Objective
Show every line that has the string "which" in it.

Some records:
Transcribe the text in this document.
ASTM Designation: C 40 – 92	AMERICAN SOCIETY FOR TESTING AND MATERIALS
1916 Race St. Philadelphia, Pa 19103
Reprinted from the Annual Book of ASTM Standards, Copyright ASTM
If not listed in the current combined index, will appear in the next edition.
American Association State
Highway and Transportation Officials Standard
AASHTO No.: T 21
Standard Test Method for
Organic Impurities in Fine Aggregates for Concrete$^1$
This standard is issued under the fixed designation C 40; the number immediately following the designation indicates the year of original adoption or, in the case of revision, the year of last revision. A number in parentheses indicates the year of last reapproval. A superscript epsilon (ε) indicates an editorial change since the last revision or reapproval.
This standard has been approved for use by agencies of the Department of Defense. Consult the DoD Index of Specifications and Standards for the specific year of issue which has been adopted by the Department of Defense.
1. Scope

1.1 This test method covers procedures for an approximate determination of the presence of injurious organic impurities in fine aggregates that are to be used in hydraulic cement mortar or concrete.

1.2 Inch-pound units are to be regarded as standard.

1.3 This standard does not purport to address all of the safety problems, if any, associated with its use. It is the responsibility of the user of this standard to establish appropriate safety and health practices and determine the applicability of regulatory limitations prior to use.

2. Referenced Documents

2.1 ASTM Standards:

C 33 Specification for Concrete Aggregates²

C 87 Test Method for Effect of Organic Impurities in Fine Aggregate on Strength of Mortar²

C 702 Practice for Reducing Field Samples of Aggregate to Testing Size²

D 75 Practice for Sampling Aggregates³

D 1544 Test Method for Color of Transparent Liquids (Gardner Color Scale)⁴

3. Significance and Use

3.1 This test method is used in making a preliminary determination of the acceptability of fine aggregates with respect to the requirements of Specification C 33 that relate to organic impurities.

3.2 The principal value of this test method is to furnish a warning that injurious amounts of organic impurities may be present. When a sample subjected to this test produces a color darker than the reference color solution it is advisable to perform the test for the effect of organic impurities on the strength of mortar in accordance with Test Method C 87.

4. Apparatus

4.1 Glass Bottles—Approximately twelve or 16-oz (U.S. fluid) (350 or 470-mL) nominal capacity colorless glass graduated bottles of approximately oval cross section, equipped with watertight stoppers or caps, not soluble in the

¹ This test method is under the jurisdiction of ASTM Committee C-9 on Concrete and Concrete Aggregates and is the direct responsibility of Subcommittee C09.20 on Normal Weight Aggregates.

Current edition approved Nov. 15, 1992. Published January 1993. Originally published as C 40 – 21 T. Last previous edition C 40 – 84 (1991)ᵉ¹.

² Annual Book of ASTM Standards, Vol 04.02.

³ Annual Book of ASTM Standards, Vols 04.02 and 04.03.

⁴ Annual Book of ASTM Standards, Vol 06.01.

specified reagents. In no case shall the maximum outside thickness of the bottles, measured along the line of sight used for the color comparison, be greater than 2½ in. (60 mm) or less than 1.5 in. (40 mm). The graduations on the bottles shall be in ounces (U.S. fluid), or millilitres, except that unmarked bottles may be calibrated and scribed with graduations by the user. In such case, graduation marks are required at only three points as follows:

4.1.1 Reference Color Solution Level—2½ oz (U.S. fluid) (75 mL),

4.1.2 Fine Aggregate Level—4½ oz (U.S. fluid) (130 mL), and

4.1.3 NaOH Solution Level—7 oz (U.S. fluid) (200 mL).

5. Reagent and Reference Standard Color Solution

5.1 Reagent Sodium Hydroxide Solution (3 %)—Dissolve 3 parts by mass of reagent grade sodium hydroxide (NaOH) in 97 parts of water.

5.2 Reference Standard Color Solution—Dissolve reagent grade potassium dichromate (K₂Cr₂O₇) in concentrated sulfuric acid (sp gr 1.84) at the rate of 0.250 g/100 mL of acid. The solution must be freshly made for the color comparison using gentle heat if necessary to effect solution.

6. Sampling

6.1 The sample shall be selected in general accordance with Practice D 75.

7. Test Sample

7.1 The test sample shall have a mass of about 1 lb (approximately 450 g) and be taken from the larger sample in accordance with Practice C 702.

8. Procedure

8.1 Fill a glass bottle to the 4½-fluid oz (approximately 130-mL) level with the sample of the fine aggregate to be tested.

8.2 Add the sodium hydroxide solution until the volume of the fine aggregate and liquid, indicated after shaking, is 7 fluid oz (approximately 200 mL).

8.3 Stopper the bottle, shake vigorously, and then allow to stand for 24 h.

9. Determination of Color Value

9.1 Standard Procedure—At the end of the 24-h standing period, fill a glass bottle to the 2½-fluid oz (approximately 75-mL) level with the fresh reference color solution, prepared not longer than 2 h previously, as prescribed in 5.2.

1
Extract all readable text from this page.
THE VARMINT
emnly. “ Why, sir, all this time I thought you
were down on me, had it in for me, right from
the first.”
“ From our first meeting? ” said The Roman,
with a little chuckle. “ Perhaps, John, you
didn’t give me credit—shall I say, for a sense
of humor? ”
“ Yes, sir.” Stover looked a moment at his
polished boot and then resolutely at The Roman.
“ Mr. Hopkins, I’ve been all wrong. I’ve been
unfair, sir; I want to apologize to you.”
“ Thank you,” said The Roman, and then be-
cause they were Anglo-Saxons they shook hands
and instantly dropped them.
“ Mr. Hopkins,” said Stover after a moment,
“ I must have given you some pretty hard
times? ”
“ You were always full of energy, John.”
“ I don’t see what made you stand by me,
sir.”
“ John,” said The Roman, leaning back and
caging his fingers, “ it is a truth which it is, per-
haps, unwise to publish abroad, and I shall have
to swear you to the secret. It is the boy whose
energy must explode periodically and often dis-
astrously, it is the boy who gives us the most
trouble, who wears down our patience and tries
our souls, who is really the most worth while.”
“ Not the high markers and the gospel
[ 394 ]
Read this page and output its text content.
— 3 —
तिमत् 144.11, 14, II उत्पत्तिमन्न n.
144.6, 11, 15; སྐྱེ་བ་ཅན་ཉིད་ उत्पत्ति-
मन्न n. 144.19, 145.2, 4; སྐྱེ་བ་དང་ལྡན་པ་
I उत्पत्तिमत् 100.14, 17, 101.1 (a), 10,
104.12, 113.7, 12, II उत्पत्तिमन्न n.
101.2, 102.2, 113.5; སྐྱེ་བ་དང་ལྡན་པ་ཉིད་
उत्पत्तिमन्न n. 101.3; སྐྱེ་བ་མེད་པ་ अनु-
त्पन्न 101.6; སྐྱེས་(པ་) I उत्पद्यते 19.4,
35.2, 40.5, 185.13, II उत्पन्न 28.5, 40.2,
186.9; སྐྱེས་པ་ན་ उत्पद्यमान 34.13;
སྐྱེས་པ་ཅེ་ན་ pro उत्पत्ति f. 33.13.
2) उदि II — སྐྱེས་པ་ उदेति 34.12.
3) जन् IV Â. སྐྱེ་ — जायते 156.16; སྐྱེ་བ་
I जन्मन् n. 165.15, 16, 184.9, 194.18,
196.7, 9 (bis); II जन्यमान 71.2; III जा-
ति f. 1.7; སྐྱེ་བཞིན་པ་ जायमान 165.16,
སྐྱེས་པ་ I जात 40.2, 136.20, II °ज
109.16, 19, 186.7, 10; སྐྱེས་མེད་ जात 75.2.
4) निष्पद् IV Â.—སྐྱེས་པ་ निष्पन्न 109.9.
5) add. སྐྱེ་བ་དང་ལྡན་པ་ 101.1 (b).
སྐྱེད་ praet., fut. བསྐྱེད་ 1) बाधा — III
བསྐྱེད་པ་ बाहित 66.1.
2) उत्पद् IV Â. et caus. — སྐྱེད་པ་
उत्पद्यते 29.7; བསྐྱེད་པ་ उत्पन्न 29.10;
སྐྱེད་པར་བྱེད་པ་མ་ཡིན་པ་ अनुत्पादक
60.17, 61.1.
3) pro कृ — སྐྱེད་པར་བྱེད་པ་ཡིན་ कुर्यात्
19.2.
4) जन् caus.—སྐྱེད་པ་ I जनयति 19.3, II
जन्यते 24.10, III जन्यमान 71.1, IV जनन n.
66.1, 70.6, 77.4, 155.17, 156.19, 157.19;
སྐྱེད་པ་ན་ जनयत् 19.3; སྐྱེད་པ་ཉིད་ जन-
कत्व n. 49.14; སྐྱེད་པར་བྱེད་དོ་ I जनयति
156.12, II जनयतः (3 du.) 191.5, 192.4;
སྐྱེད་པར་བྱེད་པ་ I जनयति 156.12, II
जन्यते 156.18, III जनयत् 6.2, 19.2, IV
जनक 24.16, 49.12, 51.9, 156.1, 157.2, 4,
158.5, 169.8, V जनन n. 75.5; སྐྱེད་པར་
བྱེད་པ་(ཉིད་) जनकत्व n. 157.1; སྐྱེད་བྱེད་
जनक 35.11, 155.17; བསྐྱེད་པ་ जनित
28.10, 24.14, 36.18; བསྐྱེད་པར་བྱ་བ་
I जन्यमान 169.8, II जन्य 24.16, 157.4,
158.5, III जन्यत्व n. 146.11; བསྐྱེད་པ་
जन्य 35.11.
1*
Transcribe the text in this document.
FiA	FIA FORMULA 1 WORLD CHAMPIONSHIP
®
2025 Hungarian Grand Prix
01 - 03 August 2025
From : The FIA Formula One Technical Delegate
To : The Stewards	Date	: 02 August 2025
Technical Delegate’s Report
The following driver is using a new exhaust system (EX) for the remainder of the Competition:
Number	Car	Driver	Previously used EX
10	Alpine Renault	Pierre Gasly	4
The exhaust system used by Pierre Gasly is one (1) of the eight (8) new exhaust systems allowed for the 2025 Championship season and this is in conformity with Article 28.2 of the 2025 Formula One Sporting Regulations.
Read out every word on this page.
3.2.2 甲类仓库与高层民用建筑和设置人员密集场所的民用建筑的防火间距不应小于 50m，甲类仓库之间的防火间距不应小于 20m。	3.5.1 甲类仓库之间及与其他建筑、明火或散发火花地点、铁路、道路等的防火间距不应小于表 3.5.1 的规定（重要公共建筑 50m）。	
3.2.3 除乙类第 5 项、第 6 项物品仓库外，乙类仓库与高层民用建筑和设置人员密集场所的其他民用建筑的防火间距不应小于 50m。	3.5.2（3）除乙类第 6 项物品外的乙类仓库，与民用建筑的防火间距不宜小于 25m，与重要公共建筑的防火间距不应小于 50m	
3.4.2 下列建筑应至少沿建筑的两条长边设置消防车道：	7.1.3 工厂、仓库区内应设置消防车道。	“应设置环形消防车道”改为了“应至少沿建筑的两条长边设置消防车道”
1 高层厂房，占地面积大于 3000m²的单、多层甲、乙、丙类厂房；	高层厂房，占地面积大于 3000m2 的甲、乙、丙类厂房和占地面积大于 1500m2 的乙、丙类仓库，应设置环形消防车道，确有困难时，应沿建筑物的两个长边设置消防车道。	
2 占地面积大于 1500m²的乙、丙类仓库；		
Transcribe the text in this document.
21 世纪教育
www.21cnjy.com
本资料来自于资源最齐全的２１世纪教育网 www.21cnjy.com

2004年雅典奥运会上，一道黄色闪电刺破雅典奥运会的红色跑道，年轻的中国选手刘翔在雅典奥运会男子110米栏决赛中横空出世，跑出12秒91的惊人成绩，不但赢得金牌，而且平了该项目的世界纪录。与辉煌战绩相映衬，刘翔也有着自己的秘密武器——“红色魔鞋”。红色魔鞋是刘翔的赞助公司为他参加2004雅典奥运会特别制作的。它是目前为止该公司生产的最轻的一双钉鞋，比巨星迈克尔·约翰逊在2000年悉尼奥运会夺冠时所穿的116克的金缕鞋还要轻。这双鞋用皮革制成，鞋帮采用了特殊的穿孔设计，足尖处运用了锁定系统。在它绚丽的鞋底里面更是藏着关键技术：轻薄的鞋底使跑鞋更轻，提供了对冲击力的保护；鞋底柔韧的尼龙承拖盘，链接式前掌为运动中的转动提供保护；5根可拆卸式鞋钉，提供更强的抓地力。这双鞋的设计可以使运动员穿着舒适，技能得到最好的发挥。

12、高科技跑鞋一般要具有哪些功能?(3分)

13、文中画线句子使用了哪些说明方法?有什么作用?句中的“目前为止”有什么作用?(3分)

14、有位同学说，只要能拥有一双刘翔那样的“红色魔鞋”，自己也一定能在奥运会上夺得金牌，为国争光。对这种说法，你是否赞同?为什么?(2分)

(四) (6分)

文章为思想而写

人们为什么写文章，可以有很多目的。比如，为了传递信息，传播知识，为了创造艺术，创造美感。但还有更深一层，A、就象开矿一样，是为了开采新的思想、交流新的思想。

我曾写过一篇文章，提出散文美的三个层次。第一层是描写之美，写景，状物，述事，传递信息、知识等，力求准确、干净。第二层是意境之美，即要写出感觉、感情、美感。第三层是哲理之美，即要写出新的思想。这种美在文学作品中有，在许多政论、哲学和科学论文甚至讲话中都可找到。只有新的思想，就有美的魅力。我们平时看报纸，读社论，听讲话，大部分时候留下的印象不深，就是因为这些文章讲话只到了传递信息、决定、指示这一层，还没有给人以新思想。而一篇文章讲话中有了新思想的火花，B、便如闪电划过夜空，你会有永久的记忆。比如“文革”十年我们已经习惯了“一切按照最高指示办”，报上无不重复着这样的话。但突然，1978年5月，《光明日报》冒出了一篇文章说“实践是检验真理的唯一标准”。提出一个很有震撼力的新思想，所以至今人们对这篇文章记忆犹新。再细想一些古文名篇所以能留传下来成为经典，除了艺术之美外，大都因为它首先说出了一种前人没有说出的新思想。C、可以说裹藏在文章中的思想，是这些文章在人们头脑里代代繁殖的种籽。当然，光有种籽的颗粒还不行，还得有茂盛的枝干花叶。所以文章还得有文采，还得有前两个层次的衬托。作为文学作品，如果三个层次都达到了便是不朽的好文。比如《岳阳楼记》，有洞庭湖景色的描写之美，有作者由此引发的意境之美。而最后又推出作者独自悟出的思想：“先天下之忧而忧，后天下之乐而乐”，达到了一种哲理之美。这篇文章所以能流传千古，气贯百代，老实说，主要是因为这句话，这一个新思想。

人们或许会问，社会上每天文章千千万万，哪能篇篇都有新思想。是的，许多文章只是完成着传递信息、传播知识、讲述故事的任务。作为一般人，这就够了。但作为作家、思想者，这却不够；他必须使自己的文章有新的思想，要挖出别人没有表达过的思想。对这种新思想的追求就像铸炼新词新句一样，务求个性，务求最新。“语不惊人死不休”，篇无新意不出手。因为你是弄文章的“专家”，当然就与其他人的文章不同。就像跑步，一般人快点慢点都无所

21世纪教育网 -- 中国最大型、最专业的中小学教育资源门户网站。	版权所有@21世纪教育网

Completed exercise
This standard has been approved for use by agencies of the Department of Defense. Consult the DoD Index of Specifications and Standards for the specific year of issue which has been adopted by the Department of Defense.
caging his fingers, “ it is a truth which it is, per-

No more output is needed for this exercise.